Pick out all lines of the entries that include the word "Wright" and copy them.

▶ _Dataset rows_
-- -- --

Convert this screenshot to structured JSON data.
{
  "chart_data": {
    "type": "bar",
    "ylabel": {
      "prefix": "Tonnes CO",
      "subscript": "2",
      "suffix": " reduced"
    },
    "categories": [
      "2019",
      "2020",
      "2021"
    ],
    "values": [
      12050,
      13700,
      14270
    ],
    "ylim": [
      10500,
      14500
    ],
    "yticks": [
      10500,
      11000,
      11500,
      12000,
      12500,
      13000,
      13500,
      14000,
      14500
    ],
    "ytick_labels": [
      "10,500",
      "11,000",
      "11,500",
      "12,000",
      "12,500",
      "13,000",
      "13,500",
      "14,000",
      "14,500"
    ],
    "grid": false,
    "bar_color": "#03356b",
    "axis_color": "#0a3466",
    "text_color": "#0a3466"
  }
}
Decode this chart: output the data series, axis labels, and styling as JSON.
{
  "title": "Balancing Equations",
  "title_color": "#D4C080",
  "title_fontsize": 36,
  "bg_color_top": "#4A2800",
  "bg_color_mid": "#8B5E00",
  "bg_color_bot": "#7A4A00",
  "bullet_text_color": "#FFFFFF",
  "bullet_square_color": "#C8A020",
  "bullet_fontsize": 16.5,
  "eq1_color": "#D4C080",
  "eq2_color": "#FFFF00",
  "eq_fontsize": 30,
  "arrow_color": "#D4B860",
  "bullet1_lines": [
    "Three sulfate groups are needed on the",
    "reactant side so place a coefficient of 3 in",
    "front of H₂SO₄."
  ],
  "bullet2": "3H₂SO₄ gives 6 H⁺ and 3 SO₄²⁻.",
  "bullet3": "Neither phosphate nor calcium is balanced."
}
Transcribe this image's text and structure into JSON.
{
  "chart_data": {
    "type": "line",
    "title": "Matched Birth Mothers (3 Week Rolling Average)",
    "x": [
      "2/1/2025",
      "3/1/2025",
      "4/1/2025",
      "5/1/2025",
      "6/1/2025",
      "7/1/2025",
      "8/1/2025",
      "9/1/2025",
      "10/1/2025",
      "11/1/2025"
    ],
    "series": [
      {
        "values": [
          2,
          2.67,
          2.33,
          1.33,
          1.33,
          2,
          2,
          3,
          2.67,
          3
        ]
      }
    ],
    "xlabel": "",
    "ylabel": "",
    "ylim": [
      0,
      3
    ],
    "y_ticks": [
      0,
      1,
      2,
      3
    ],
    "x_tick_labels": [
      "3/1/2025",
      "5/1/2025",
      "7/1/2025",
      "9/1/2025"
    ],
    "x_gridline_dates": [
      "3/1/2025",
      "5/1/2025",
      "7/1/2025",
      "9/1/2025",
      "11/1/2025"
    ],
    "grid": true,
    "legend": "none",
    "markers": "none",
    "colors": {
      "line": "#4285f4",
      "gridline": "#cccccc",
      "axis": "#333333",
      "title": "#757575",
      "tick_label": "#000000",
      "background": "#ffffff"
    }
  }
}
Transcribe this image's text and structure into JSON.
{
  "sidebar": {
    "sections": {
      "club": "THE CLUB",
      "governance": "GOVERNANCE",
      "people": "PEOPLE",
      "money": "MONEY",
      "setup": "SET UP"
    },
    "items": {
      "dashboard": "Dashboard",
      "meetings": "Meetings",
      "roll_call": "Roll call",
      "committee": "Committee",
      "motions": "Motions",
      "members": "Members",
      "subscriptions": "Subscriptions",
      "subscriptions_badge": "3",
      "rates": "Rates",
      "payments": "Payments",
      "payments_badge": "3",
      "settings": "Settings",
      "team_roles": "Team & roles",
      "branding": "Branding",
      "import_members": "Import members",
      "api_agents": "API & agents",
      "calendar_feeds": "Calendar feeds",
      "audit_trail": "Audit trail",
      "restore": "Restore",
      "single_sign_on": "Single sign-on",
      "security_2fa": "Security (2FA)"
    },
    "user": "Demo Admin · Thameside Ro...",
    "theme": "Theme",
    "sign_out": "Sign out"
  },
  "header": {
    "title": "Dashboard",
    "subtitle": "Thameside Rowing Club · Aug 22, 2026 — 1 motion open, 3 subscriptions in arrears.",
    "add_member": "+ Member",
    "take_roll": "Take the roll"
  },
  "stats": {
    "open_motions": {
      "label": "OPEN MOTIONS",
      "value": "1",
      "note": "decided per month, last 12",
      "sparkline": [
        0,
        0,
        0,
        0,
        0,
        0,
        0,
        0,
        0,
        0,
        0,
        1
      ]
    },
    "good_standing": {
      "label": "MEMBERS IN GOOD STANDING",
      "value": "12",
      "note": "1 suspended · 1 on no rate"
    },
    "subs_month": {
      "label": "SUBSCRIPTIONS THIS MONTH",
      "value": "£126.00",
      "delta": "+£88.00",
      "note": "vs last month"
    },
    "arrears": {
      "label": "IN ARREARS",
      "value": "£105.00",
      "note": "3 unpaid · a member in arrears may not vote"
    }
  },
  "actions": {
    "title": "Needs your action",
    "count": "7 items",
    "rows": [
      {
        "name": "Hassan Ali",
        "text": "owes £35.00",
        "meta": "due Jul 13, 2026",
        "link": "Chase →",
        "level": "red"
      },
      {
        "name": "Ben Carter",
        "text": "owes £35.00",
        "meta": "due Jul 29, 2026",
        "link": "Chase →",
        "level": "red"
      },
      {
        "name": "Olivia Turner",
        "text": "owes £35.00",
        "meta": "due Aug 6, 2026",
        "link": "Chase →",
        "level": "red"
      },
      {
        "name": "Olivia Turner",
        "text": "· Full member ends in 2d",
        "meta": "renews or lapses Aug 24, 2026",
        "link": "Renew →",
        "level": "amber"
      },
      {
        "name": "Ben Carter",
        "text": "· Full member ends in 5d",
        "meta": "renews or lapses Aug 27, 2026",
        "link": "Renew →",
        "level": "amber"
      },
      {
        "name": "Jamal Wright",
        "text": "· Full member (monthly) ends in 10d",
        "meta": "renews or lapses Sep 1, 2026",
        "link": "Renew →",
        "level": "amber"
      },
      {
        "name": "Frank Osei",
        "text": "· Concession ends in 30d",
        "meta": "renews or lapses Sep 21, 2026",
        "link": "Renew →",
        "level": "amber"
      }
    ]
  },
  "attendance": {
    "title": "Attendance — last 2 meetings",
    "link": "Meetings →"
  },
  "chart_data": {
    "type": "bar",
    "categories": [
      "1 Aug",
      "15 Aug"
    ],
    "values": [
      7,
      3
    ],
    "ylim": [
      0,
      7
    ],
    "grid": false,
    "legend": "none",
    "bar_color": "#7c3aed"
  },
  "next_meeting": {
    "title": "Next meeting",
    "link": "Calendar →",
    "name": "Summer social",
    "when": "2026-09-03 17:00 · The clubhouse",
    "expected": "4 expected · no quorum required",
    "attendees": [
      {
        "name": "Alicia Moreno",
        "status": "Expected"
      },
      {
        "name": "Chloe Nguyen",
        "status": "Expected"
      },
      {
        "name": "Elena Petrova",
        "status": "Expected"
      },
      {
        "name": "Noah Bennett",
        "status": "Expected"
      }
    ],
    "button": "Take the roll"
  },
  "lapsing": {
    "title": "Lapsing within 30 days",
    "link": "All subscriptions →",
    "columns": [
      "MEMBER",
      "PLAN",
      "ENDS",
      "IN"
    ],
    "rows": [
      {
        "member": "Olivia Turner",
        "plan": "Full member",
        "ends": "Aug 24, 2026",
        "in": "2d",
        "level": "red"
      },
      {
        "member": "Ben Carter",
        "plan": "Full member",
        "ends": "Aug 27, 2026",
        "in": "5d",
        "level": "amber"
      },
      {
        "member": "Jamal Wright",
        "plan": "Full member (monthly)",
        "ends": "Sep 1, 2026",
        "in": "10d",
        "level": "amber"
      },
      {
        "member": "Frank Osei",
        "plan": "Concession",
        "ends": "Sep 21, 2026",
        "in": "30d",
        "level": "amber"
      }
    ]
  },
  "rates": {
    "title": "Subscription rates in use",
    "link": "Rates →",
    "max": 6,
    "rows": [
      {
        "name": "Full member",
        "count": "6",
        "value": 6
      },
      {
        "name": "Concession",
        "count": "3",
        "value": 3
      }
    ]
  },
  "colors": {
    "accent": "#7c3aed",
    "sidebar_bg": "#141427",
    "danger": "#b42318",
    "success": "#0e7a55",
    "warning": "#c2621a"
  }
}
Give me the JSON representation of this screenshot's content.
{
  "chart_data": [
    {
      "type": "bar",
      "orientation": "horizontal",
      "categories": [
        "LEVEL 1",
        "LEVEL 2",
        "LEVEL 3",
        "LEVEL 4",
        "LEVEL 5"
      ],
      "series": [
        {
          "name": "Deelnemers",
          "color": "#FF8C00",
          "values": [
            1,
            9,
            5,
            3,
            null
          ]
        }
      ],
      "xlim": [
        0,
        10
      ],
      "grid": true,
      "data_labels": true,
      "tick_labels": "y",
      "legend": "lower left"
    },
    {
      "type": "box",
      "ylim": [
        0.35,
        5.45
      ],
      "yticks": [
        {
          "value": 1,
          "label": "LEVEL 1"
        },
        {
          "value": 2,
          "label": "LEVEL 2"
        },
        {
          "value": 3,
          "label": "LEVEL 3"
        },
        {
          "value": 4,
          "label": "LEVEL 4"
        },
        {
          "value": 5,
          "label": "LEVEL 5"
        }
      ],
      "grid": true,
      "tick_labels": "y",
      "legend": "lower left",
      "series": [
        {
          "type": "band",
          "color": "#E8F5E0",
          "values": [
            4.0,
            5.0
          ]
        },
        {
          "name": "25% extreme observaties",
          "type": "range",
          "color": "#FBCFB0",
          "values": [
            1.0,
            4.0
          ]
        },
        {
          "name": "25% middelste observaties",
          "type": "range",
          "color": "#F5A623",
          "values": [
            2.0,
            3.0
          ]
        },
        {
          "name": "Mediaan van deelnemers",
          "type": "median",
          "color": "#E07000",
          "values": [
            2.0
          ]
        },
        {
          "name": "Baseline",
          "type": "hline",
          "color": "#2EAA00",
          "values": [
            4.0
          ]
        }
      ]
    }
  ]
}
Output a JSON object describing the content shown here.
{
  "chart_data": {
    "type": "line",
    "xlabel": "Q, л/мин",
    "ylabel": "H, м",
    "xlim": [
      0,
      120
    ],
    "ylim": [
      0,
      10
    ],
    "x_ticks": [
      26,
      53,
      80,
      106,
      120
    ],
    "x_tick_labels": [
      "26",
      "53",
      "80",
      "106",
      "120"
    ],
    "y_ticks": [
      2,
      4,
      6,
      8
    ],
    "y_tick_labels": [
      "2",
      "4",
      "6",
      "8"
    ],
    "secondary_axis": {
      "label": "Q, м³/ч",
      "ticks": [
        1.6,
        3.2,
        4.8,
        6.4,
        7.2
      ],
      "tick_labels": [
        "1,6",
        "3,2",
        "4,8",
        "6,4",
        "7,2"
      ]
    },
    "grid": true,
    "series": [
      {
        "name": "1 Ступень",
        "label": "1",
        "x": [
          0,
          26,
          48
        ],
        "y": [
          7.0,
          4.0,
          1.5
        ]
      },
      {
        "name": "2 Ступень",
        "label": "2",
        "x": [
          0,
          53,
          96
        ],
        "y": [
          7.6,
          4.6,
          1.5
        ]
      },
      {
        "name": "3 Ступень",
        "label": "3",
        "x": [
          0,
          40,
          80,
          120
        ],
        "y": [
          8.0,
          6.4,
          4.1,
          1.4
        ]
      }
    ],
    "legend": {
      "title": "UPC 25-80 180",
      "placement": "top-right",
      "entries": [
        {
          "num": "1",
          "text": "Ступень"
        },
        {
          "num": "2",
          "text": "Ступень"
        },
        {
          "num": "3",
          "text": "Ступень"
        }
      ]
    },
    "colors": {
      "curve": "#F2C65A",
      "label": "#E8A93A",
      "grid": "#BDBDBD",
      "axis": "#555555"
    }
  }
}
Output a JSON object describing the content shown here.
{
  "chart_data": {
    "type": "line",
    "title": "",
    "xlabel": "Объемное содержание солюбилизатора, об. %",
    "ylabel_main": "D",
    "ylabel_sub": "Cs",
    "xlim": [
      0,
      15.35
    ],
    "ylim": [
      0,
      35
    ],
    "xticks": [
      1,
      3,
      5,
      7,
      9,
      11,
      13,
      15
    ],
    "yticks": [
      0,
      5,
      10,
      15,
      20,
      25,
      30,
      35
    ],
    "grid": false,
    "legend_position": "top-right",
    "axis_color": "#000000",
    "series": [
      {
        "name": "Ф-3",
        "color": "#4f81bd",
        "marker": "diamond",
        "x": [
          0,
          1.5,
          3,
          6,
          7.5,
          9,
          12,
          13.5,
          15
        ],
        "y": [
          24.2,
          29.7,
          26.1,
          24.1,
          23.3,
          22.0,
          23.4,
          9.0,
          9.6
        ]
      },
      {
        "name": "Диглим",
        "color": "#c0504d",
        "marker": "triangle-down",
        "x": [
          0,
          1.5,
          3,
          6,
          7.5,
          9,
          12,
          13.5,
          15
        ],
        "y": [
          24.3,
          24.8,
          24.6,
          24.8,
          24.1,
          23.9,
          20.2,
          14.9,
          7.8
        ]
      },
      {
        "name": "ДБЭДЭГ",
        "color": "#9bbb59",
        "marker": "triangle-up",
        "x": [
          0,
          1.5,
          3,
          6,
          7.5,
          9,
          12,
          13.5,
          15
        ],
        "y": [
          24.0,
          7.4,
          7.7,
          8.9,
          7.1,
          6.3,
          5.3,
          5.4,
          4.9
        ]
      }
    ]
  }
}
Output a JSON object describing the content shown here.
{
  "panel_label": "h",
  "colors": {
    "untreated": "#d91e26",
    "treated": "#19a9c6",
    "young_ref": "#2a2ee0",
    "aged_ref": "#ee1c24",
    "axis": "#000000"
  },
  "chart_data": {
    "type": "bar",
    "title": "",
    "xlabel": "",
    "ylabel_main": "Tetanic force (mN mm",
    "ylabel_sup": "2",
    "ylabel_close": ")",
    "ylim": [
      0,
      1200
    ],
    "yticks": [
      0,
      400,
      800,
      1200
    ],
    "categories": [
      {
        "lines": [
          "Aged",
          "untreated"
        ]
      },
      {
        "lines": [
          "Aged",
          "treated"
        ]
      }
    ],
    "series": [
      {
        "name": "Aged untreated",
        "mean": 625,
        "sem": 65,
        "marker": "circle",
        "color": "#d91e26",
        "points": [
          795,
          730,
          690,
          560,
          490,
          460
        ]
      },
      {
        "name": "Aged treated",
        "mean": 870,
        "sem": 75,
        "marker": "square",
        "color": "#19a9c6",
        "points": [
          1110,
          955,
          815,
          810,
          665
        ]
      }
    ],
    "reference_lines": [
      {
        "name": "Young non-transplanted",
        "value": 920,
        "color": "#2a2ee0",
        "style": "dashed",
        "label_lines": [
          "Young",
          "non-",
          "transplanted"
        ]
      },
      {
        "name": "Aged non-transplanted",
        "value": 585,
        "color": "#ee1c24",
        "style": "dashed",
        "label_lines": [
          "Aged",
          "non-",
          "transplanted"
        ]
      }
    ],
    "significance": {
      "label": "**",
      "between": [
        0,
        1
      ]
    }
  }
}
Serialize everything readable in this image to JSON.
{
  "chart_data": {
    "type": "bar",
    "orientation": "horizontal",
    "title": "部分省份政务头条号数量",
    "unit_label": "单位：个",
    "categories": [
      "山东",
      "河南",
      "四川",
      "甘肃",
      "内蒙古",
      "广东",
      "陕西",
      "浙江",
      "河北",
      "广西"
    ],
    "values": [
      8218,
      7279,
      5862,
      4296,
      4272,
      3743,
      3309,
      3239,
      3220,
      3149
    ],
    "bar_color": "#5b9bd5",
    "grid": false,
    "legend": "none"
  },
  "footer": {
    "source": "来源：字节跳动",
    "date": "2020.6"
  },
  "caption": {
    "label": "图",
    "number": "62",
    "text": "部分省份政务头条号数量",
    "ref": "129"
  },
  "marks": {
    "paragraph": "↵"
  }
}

-- -- --

▶ _Output below_
        "name": "Jamal Wright",
        "member": "Jamal Wright",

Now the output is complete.